Data records:
◇ ◇ ◇ ◇

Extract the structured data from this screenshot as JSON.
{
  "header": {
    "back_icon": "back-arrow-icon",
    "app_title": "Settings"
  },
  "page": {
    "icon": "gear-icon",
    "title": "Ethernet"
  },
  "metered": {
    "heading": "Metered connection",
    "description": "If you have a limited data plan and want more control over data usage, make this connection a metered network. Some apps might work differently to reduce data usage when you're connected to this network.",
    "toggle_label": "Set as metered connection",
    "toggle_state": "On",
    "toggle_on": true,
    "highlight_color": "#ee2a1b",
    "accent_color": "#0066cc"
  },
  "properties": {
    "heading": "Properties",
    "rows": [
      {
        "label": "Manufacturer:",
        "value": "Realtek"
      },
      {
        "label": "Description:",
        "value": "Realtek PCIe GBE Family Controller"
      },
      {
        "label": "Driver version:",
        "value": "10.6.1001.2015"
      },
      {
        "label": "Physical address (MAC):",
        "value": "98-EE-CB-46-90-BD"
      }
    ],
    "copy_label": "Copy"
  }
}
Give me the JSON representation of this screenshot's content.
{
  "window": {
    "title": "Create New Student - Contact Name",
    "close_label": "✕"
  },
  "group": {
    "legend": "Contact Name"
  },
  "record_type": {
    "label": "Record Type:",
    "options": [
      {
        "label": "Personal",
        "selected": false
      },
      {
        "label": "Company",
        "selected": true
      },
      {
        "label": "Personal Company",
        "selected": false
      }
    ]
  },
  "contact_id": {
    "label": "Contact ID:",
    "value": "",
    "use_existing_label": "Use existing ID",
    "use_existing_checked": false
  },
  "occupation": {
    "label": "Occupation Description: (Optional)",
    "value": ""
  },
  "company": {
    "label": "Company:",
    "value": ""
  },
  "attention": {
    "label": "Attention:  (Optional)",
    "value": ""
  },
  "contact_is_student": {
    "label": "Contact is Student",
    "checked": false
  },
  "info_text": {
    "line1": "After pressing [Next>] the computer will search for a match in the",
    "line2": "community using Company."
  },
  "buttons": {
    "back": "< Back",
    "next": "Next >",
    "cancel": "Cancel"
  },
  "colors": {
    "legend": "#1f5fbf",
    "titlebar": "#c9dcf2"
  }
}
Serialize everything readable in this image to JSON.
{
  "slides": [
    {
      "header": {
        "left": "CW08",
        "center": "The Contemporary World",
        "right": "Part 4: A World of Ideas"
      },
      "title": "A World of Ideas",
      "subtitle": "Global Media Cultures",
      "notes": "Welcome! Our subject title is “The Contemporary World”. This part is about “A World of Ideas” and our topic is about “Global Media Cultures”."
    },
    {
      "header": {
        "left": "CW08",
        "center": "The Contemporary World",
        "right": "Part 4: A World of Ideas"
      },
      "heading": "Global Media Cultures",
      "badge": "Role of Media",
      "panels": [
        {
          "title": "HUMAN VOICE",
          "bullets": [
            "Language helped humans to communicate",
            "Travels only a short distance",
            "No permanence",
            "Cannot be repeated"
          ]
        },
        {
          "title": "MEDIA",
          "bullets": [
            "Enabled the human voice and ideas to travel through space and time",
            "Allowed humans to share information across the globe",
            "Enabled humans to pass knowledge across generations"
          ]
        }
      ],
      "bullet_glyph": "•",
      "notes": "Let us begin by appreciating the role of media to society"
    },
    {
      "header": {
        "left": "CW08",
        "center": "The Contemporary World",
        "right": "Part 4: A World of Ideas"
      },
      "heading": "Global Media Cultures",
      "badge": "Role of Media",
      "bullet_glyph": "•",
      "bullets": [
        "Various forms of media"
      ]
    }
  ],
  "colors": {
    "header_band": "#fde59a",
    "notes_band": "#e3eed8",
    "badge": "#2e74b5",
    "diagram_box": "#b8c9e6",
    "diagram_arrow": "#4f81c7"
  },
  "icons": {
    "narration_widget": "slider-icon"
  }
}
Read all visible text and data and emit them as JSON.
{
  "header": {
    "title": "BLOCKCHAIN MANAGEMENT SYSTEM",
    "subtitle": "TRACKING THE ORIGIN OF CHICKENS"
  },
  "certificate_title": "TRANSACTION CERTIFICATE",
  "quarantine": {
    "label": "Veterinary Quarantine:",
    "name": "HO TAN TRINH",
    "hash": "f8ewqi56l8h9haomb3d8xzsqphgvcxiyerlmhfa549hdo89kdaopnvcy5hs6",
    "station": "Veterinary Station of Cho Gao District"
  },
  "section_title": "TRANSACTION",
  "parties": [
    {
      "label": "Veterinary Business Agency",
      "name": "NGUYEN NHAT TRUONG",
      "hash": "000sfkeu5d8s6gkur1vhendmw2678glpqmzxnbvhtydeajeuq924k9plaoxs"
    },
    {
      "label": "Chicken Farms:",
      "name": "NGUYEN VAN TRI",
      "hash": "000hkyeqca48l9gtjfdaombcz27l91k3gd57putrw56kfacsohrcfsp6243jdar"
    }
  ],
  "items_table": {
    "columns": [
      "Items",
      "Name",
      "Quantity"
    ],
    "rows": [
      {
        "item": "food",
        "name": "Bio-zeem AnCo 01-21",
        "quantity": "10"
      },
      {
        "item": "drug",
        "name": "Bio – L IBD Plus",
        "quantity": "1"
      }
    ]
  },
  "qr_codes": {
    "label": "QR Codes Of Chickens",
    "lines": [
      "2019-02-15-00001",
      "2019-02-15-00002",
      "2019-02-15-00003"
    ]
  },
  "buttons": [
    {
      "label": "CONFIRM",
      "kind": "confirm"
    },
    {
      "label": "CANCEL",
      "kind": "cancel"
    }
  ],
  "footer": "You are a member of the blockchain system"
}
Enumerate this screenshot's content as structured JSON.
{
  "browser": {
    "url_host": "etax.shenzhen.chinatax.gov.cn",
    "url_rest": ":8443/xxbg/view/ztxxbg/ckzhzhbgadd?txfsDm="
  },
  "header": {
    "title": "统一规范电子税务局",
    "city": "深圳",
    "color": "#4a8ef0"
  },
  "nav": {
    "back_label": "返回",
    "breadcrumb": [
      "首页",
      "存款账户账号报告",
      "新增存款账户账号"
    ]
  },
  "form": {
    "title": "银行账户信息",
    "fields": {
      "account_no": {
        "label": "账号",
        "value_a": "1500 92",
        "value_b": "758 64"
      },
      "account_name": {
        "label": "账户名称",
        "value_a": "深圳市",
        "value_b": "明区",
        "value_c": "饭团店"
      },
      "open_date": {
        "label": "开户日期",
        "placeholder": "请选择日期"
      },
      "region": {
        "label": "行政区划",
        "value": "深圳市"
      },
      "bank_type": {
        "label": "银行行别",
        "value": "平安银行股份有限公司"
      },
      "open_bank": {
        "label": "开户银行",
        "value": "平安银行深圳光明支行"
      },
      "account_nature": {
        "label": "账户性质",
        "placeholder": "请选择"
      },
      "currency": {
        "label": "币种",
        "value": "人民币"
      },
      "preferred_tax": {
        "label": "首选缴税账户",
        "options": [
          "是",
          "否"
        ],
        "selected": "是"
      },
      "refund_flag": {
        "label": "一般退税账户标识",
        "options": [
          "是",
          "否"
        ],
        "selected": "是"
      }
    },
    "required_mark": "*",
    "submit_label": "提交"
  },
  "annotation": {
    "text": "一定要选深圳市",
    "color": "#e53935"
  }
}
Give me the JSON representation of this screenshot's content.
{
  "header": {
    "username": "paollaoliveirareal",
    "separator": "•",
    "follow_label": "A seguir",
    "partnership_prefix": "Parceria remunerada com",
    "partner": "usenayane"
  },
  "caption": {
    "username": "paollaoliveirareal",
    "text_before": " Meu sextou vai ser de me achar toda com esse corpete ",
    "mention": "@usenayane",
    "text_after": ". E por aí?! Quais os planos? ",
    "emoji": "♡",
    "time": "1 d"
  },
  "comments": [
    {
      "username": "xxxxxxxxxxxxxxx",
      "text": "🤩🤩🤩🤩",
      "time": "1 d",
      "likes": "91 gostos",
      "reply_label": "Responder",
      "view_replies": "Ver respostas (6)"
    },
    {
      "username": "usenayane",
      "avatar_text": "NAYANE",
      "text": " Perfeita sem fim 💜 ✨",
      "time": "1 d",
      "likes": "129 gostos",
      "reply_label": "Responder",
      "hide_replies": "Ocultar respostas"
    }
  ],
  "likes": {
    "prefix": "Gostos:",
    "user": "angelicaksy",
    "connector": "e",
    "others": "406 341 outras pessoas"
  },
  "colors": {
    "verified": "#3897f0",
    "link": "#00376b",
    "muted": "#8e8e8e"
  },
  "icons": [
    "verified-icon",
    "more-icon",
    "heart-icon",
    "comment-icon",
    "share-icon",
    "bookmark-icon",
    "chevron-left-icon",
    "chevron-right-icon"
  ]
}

◇ ◇ ◇ ◇

### Written request
Every line of the listing that holds "share" should be found and copied.

### Full answer
            "Allowed humans to share information across the globe",
    "share-icon",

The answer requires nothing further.